* **SOURCE DOCUMENT**:
----------------

Although Gilman's guide is geared toward women in general, fortune telling is commonly associated with unmarried women in particular. Recall that both Mount and Reynolds emphasize the youth of the woman who awaits news of her fortune. Both painters also communicate a sense of coyness and availability. When these images are considered within the broader visual and textual discourse on fortune telling, it becomes more clear that the fortune tellers in both cases are forecasting and, in the Reynolds example, possibly manipulating possible love matches. Consider, for example, the English painter John Opie's The Fortune Teller (c. 1800) (Fig. 3), where the gypsy, who this time uses cards, points to the ace of hearts, suggesting that love awaits the person who has consulted her.20 Similarly, in Charlotte Brontë's Jane Eyre (1847), the fortune teller, or Mr. Rochester in disguise, insists that he/she will only see the young, unmarried women: "`She says she'll have no gentlemen; they need not trouble themselves to come near her: nor any ladies either, except the young and single.'"21 And when the fortune teller/Mr. Rochester visits with Jane, the episode becomes an opportunity for flirtation or a chance for the would-be couple to explore their feelings. Furthermore, the Jane Eyre example considered in tandem with the Reynolds painting suggests that, in the rare instances when men play a role in this type of "mummery," they are engaging in a type of intellectual strategy rather than being superstitious dupes.

A final contemporary example of fortune-telling by the American painter Trevor Thomas Fowler reinforces and also broadens the view of fortune-telling suggested by the texts and images we have considered. Fowler's Fortune Teller (1836) (Fig. 4) also depicts a presumably unmarried young woman whose availability is suggested by her décolletage. However, this woman, who quite emphatically offers her bare shoulders to the viewer, differs from the other receivers of fortunes in that she is more shabbily dressed and her sexuality is more obviously communicated. Here, the activity of fortune telling has been associated with predictions of a sexual, rather than a benign, romantic encounter. Perhaps this somewhat aberrant, sexually charged example is an attempt on the part of Fowler to simply envision the natural conclusion of the flirtation or potential matches that are the subjects of other images involving fortune telling.

----------------

* **ASSIGNMENT**:
Carry on the passage on fortune telling in painting and literature from its final sentence. The entries have nothing to do with the passage on fortune telling.

* **PROVIDED DATA**:
----------------

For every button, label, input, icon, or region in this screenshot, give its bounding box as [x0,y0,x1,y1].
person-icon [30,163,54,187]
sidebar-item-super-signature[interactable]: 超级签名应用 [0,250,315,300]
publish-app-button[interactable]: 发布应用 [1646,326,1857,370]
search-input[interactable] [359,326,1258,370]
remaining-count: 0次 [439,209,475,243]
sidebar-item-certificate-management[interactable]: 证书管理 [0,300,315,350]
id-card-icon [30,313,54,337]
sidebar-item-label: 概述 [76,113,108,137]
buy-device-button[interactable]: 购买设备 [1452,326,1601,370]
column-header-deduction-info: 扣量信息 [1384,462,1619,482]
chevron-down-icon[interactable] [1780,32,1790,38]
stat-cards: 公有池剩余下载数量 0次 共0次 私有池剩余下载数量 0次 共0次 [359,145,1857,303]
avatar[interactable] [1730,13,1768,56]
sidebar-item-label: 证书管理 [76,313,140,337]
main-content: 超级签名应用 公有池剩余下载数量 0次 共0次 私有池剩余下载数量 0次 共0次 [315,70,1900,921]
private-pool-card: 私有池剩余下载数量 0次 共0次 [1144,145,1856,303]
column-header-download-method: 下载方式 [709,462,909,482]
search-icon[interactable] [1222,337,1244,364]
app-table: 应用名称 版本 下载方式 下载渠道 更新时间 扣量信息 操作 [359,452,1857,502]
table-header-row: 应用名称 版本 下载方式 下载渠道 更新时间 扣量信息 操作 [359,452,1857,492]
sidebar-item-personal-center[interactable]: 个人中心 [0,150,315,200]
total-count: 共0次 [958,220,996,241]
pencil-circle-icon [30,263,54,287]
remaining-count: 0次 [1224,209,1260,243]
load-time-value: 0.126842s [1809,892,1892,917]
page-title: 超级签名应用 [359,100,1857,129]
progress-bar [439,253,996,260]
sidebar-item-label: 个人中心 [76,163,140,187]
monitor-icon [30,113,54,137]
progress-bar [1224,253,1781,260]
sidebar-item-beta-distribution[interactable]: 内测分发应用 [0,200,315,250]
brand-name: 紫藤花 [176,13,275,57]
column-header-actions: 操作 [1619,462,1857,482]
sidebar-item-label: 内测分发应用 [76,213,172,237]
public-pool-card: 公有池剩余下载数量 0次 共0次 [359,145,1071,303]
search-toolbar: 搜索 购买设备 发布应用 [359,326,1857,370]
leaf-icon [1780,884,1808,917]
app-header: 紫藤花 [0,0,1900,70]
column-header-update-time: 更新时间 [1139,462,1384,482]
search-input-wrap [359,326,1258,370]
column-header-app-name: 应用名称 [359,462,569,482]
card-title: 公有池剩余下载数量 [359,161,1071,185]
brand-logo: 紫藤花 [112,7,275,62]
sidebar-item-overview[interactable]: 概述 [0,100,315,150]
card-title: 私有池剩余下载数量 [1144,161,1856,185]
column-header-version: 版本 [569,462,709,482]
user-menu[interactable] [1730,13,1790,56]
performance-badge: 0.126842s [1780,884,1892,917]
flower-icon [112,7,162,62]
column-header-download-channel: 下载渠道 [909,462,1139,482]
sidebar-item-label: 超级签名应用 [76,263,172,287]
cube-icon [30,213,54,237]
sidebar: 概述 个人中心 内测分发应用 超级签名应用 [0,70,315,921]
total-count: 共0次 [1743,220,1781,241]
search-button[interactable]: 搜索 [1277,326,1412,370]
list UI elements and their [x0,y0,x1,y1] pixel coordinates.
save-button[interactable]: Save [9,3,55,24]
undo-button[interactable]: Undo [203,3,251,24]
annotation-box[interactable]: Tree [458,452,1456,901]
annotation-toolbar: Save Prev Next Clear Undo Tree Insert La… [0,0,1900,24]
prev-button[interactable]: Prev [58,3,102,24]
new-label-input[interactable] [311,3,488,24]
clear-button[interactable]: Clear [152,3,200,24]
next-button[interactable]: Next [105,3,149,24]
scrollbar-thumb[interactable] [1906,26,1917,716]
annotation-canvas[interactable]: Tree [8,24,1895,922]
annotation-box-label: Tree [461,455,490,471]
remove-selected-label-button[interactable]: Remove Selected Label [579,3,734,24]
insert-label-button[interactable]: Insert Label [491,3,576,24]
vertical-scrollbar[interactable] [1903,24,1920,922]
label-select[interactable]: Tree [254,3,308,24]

----------------

* **OUTPUT OF THE EXERCISE**:
Another explanation may lie in Mortimer Thomson's rather bizarre The Witches of New York as Encountered by Q.K. Philander Doesticks, P.B. (1858) which describes a New York plagued "for so many years" by "witches" who practice "charms and love powders" and who promise "the prophetic infallibility of a pack of greasy playing cards."22 Thomson writes that the visitors to these "she-prophets" are often "ignorant servants, unfortunate girls of the town." These women are apparently lured into establishments that cover for houses of prostitution and abortion clinics.23 The Thomson text indicates that fortune telling, at least by the late 1850s, could be, on one level, associated with clandestine activities or sexual impropriety. The Fowler image suggests that this connection may have also been possible in the 1830s, when Mount painted Dregs in the Cup. If fortune telling did have such risqué connotations, it is not surprising that Mount's painting was rejected by art patrons.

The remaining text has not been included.